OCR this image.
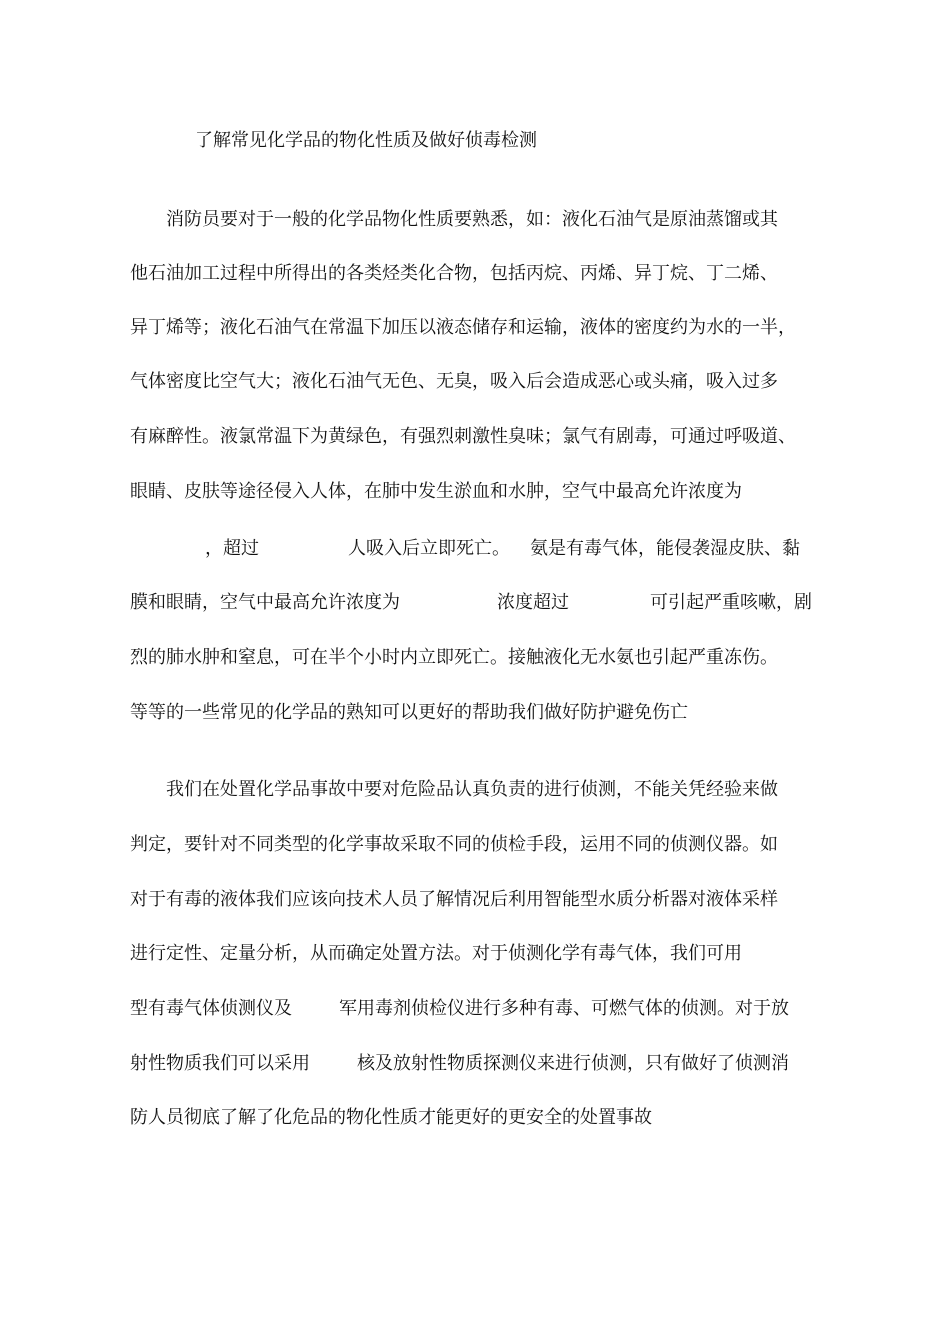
了解常见化学品的物化性质及做好侦毒检测
消防员要对于一般的化学品物化性质要熟悉，如：液化石油气是原油蒸馏或其
他石油加工过程中所得出的各类烃类化合物，包括丙烷、丙烯、异丁烷、丁二烯、
异丁烯等；液化石油气在常温下加压以液态储存和运输，液体的密度约为水的一半，
气体密度比空气大；液化石油气无色、无臭，吸入后会造成恶心或头痛，吸入过多
有麻醉性。液氯常温下为黄绿色，有强烈刺激性臭味；氯气有剧毒，可通过呼吸道、
眼睛、皮肤等途径侵入人体，在肺中发生淤血和水肿，空气中最高允许浓度为
，超过	人吸入后立即死亡。 氨是有毒气体，能侵袭湿皮肤、黏
膜和眼睛，空气中最高允许浓度为	浓度超过	可引起严重咳嗽，剧
烈的肺水肿和窒息，可在半个小时内立即死亡。接触液化无水氨也引起严重冻伤。
等等的一些常见的化学品的熟知可以更好的帮助我们做好防护避免伤亡
我们在处置化学品事故中要对危险品认真负责的进行侦测，不能关凭经验来做
判定，要针对不同类型的化学事故采取不同的侦检手段，运用不同的侦测仪器。如
对于有毒的液体我们应该向技术人员了解情况后利用智能型水质分析器对液体采样
进行定性、定量分析，从而确定处置方法。对于侦测化学有毒气体，我们可用
型有毒气体侦测仪及	军用毒剂侦检仪进行多种有毒、可燃气体的侦测。对于放
射性物质我们可以采用	核及放射性物质探测仪来进行侦测，只有做好了侦测消
防人员彻底了解了化危品的物化性质才能更好的更安全的处置事故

---

Return every line above in which the string "空气中最高允许浓度为" occurs.

The completed task
眼睛、皮肤等途径侵入人体，在肺中发生淤血和水肿，空气中最高允许浓度为
膜和眼睛，空气中最高允许浓度为	浓度超过	可引起严重咳嗽，剧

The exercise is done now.